— START OF Source material —

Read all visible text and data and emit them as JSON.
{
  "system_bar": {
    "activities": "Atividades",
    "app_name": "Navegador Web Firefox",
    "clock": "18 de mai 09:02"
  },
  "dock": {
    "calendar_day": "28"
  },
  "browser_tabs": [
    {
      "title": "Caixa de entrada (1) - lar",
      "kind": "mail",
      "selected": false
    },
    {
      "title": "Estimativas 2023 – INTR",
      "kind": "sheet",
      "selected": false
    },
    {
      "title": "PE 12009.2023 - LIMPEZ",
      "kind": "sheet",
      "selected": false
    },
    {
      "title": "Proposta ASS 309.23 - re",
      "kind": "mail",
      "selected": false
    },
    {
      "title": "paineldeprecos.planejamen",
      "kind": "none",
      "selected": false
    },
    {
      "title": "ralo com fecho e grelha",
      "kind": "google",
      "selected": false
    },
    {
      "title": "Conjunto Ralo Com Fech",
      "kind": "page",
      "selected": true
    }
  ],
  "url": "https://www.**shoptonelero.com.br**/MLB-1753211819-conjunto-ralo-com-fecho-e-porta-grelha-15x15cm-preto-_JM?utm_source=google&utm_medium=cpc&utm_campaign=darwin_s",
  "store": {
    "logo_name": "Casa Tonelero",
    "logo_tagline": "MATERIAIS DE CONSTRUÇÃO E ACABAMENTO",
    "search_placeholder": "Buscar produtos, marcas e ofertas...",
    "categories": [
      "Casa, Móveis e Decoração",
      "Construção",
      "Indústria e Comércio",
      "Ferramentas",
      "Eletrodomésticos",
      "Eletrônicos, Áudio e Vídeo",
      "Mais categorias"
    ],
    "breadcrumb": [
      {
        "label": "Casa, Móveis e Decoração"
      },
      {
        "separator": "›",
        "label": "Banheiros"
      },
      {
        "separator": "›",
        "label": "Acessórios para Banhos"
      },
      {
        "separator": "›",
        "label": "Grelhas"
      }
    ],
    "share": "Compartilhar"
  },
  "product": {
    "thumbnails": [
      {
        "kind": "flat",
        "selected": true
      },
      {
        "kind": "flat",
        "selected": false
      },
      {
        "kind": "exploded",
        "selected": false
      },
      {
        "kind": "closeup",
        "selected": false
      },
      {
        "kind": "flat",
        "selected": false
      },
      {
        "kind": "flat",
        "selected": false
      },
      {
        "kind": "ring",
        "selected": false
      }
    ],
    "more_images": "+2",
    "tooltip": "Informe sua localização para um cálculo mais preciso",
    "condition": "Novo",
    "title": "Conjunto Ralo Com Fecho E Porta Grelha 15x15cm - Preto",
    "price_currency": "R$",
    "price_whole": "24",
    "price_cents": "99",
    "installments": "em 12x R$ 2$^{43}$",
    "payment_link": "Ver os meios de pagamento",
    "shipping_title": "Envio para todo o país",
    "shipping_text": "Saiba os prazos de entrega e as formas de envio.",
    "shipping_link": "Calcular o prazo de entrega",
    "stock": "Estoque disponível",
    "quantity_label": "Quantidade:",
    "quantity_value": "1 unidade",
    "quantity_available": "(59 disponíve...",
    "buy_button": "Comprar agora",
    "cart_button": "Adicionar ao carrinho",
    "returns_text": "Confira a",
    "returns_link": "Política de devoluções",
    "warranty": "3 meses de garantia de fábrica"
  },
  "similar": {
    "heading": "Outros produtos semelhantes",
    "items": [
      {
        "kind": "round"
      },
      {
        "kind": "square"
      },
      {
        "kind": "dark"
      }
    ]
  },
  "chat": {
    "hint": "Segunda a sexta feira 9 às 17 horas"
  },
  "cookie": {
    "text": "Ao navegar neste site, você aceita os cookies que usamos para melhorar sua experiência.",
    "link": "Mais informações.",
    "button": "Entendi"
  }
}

— END OF Source material —

> _Stated problem_:
Search the entries for the word "produtos" and gather every line where it appears.

> _Written solution_:
    "search_placeholder": "Buscar produtos, marcas e ofertas...",
    "heading": "Outros produtos semelhantes",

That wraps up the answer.